Begin SUPPLIED RECORDS

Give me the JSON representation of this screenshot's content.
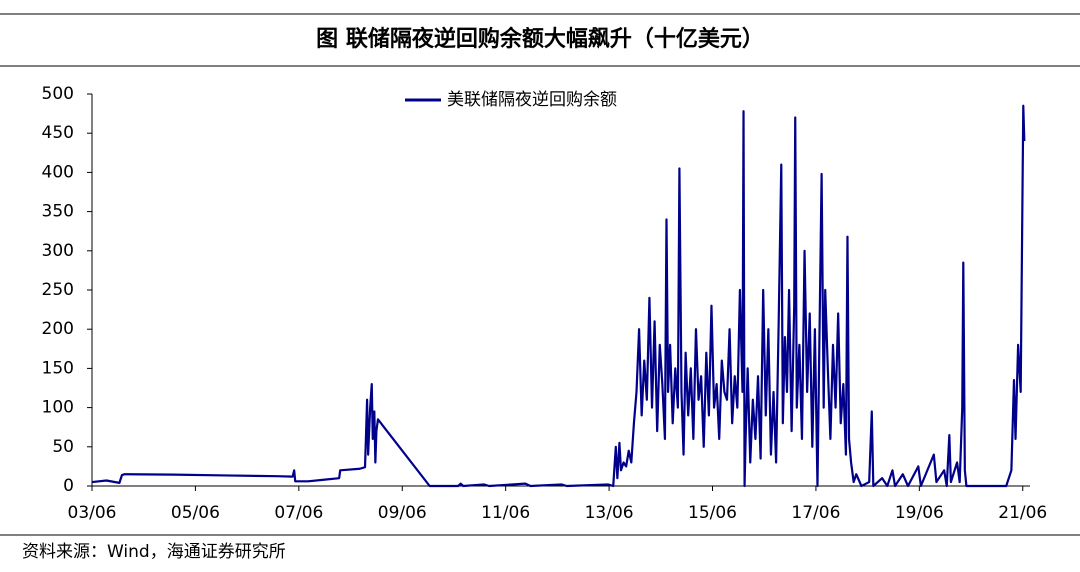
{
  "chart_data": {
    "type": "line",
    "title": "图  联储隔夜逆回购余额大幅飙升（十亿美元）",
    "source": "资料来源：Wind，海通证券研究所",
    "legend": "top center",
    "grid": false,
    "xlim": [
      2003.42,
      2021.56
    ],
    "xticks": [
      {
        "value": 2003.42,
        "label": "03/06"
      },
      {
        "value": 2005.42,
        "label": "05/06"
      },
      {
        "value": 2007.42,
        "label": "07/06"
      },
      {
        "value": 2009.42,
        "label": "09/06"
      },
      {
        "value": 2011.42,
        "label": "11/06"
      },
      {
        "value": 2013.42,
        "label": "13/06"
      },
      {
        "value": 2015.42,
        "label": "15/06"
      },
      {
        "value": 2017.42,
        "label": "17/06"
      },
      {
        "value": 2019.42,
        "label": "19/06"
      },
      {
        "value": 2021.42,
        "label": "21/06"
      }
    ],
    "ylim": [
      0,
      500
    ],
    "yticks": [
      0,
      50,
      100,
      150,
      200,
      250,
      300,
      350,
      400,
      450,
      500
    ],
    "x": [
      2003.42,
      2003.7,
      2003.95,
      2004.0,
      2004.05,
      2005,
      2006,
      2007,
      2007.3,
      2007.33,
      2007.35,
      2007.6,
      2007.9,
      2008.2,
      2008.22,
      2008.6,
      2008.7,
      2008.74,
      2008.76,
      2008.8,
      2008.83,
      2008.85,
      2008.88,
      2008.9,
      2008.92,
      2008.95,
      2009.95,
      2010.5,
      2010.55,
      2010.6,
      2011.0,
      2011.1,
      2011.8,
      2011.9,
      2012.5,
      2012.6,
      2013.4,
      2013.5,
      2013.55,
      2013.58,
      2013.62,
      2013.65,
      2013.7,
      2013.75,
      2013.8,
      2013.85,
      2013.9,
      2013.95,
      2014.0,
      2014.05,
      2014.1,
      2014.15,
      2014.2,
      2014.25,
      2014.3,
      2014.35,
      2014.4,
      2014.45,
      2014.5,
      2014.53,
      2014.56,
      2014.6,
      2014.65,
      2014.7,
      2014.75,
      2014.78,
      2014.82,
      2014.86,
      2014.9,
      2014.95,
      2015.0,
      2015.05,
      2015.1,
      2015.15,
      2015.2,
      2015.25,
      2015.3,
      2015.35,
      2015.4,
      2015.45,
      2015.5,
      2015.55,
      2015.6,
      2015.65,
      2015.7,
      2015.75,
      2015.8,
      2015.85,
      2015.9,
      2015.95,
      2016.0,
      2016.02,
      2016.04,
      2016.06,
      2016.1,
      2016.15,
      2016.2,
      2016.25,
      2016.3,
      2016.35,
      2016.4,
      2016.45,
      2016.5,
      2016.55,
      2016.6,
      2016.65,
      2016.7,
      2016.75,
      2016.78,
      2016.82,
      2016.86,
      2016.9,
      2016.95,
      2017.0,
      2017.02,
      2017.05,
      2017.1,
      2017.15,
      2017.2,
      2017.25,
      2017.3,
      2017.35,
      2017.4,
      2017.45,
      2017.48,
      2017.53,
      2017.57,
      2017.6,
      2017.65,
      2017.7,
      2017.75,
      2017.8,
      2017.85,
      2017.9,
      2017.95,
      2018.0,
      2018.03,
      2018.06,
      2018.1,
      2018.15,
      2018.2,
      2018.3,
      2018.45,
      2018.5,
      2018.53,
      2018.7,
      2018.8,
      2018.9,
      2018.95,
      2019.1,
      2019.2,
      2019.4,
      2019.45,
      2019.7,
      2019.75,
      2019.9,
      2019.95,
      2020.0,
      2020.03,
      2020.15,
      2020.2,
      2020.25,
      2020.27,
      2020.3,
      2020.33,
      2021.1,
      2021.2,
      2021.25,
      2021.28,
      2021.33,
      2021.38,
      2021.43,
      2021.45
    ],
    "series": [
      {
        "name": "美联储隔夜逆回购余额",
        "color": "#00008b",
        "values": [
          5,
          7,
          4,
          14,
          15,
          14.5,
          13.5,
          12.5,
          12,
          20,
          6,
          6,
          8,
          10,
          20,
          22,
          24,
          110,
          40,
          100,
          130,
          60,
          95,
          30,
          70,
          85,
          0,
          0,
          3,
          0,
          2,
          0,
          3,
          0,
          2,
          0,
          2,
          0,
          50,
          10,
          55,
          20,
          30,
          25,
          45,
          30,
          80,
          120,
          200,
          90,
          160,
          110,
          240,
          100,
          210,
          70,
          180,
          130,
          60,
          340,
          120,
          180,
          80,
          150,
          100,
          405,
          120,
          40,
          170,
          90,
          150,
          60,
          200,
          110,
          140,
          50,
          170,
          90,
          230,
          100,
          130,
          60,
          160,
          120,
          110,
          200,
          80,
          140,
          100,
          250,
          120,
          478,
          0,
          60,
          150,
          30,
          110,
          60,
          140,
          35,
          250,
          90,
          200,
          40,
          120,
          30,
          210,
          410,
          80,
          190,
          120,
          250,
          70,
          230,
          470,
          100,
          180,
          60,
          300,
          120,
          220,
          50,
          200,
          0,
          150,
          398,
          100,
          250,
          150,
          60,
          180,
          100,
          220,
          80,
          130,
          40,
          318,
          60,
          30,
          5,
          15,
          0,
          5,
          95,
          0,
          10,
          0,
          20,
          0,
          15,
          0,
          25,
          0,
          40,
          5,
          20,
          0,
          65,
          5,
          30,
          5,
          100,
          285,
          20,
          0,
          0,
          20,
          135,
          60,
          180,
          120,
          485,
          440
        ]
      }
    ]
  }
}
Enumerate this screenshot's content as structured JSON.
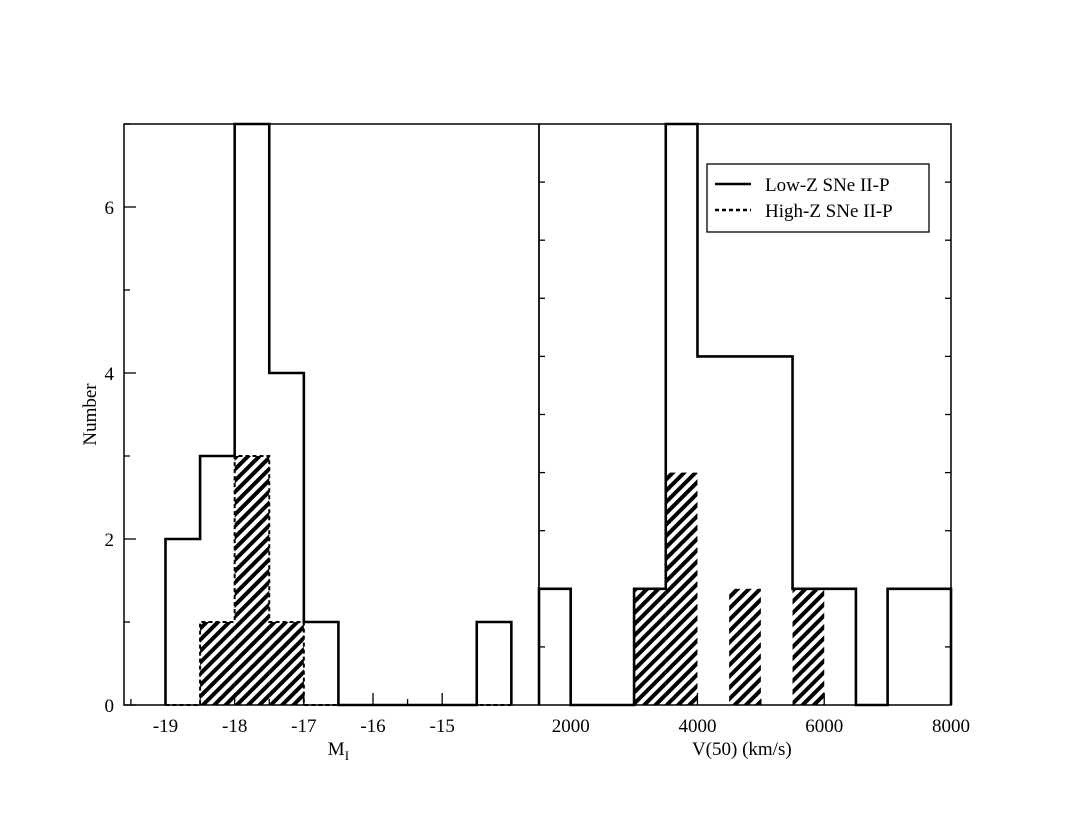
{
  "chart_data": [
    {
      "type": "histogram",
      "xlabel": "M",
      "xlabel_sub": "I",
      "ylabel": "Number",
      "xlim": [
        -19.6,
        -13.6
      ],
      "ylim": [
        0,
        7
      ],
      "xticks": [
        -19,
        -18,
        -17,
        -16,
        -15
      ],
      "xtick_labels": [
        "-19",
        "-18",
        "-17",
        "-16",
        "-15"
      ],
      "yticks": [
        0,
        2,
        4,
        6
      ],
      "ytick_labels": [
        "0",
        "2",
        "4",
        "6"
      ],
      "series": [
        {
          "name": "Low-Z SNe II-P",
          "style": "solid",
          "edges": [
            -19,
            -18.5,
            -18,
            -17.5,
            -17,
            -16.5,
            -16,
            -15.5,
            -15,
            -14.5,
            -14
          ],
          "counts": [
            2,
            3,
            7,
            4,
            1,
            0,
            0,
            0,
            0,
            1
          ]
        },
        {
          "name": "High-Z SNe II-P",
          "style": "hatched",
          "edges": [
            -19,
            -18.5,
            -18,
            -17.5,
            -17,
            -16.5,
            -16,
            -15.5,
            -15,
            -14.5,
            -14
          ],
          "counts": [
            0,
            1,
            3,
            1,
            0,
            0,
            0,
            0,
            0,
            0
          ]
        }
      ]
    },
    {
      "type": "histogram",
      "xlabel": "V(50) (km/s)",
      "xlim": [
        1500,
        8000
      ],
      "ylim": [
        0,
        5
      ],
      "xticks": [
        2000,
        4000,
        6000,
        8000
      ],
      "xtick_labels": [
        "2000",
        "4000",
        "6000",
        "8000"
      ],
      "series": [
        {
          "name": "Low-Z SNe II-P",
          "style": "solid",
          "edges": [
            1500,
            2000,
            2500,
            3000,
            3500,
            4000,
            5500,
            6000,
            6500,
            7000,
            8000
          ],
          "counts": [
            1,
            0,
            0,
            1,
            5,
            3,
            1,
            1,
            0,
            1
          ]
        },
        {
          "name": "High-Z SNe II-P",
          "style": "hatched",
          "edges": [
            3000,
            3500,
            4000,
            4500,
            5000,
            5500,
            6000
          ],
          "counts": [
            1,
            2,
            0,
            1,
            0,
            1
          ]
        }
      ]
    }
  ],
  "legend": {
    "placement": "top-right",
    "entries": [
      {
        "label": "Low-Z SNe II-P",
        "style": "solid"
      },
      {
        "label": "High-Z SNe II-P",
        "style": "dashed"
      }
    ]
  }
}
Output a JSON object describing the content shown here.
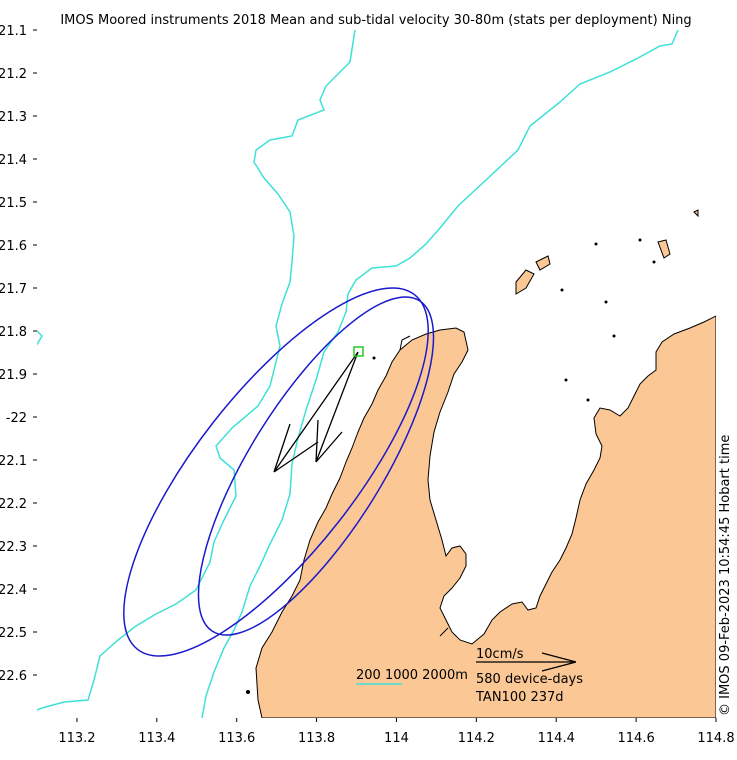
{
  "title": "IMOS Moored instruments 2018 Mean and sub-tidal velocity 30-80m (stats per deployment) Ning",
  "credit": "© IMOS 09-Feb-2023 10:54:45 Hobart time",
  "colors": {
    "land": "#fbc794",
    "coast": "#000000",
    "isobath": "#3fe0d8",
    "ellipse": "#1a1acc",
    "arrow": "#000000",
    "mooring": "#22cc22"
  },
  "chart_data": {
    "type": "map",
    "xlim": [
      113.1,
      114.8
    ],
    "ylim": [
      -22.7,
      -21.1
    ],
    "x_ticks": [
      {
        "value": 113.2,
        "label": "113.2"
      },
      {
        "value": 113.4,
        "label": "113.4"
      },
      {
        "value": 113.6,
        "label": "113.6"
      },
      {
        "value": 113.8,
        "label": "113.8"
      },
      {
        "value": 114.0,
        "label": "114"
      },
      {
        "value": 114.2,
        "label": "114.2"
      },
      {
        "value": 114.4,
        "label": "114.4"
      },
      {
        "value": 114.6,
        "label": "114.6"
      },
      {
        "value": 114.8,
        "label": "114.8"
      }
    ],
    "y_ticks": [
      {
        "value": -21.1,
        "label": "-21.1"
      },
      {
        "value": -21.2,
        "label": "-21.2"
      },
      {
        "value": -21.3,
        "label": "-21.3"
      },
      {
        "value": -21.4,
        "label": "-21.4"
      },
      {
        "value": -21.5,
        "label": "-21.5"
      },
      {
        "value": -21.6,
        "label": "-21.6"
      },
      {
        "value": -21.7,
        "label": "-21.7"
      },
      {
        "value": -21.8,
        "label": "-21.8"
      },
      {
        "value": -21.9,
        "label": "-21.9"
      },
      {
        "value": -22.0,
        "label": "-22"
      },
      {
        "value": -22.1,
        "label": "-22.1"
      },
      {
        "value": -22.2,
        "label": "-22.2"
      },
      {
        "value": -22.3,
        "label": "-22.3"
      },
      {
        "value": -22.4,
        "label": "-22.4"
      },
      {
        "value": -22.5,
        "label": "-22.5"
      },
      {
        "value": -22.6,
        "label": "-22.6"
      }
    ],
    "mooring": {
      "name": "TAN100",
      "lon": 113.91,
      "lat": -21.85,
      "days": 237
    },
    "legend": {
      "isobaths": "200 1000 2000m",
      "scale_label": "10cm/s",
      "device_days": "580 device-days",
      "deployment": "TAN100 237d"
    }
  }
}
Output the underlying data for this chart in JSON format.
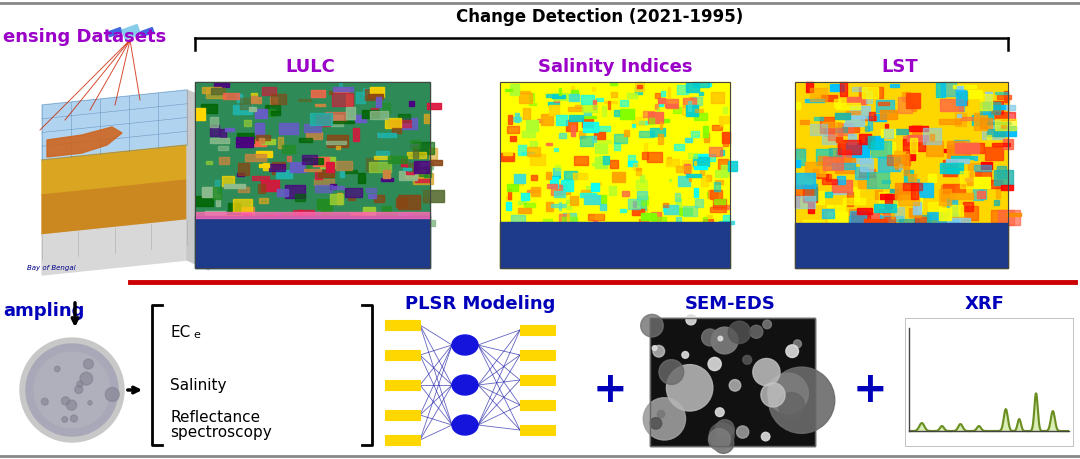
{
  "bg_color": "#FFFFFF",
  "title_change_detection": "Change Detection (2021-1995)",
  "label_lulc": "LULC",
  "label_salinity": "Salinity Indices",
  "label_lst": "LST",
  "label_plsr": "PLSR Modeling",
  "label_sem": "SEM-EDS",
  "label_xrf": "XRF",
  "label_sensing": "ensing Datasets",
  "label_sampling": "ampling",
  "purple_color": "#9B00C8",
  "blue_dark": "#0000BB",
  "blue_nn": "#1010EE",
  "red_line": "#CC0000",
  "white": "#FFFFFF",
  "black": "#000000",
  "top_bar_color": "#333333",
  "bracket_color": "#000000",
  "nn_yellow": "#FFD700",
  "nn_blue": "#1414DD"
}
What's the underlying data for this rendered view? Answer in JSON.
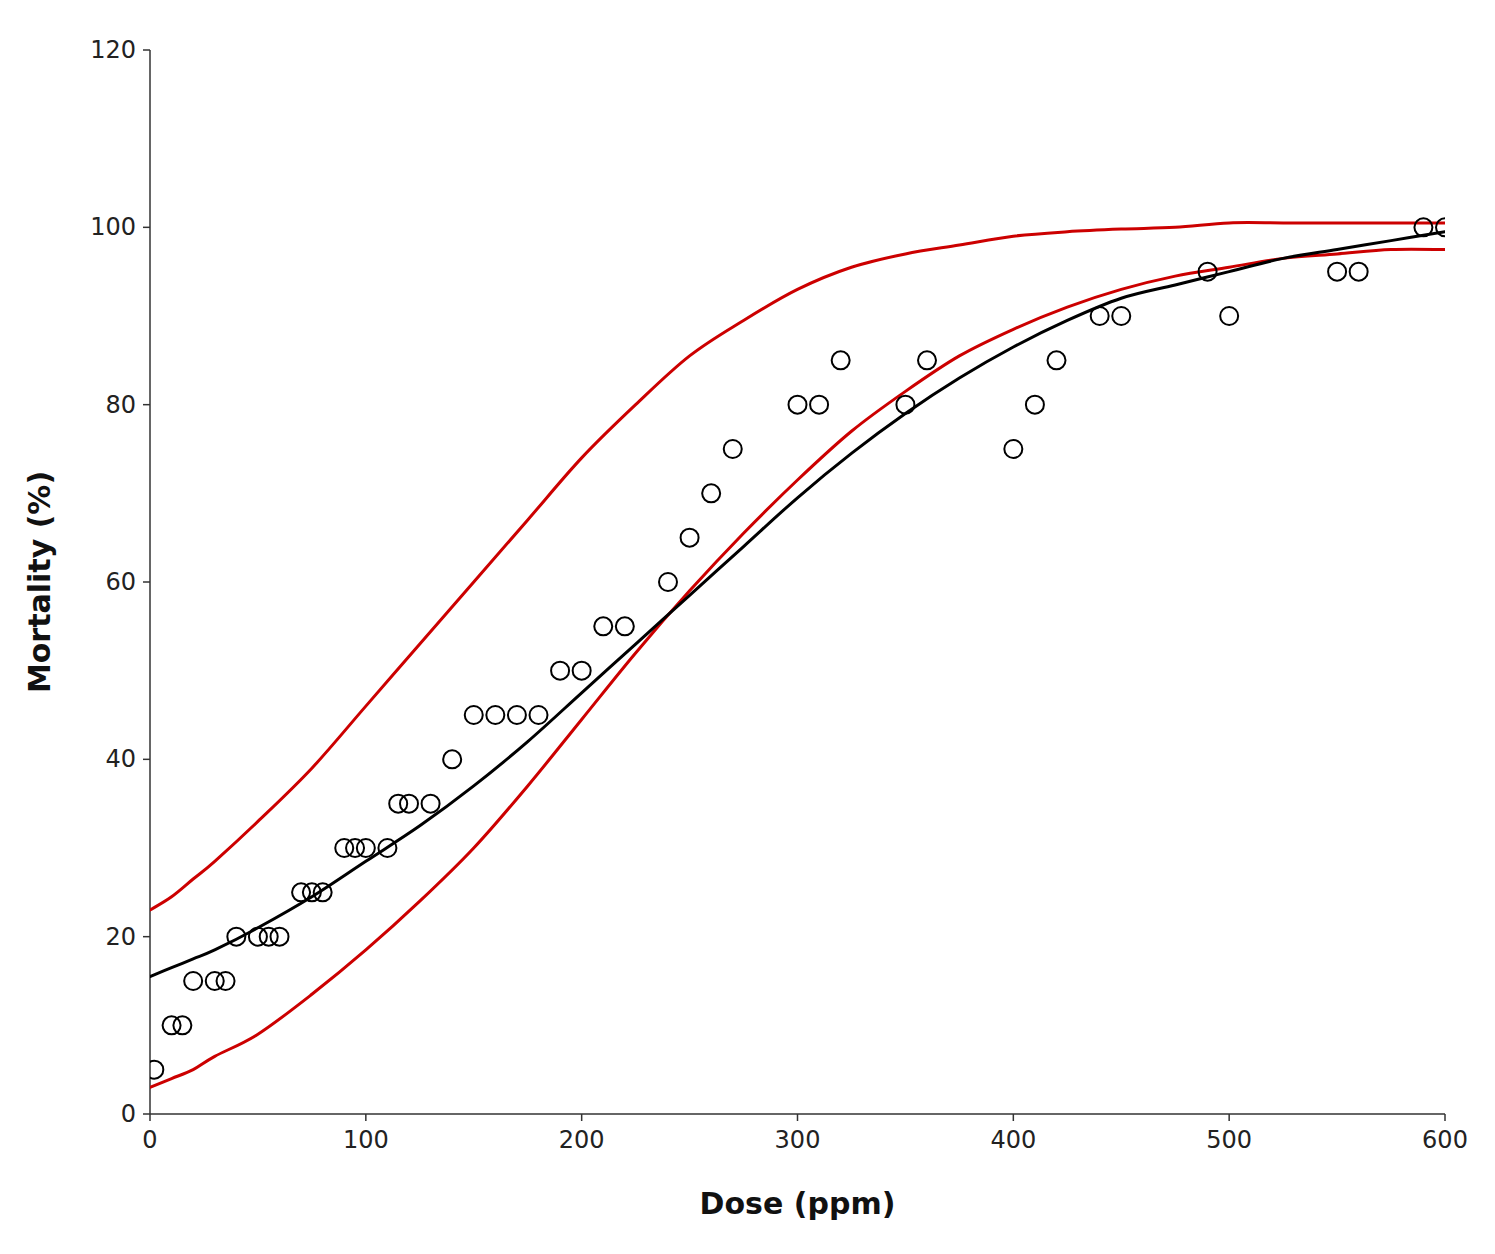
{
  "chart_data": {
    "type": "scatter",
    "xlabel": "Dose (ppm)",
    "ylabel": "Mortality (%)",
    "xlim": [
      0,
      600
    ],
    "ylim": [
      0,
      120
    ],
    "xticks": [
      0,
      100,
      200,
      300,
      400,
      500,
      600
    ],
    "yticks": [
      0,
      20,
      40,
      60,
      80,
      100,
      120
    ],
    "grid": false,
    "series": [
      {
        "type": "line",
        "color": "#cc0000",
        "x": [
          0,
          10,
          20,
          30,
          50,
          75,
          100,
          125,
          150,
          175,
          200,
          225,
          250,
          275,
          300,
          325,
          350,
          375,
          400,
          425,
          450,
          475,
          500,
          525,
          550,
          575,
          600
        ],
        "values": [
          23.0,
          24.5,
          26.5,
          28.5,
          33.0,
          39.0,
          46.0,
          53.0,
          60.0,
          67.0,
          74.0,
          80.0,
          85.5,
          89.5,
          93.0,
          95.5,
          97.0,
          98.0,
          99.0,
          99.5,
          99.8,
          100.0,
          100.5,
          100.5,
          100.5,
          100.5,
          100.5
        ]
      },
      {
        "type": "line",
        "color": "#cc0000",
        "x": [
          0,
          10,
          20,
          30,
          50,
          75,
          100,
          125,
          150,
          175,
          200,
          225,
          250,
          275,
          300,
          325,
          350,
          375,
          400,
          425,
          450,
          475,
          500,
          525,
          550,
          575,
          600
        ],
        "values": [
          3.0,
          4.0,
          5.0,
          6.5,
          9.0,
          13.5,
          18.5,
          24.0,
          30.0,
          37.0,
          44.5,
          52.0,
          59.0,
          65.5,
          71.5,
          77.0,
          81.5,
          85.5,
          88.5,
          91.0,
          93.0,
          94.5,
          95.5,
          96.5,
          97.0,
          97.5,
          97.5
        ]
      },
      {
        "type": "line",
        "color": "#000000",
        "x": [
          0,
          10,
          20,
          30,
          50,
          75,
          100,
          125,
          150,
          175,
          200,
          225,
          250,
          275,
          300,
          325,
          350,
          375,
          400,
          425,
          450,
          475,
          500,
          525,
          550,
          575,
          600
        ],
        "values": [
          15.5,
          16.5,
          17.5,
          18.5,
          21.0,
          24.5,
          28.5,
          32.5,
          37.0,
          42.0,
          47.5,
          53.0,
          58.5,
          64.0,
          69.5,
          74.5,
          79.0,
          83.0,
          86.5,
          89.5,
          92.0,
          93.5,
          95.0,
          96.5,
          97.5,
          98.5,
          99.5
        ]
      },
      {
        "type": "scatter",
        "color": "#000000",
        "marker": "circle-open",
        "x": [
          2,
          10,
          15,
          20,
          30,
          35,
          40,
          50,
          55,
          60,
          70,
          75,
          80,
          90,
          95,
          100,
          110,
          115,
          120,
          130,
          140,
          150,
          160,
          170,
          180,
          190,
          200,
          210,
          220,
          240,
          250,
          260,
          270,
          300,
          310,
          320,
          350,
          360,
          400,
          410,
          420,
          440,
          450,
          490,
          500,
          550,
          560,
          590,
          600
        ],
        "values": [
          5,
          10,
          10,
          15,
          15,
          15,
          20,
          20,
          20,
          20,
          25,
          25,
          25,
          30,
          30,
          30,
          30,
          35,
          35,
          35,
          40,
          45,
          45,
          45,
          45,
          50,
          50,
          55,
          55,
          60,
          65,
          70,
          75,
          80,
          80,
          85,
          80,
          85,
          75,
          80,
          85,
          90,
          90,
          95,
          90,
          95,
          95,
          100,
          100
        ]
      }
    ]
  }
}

End SUPPLIED RECORDS

TASK PROMPT =
Spot every line that holds "deployment" and copy it.

EXPECTED ANSWER =
  "title": "IMOS Moored instruments 2018 Mean and sub-tidal velocity 30-80m (stats per deployment) Ning",
      "deployment": "TAN100 237d"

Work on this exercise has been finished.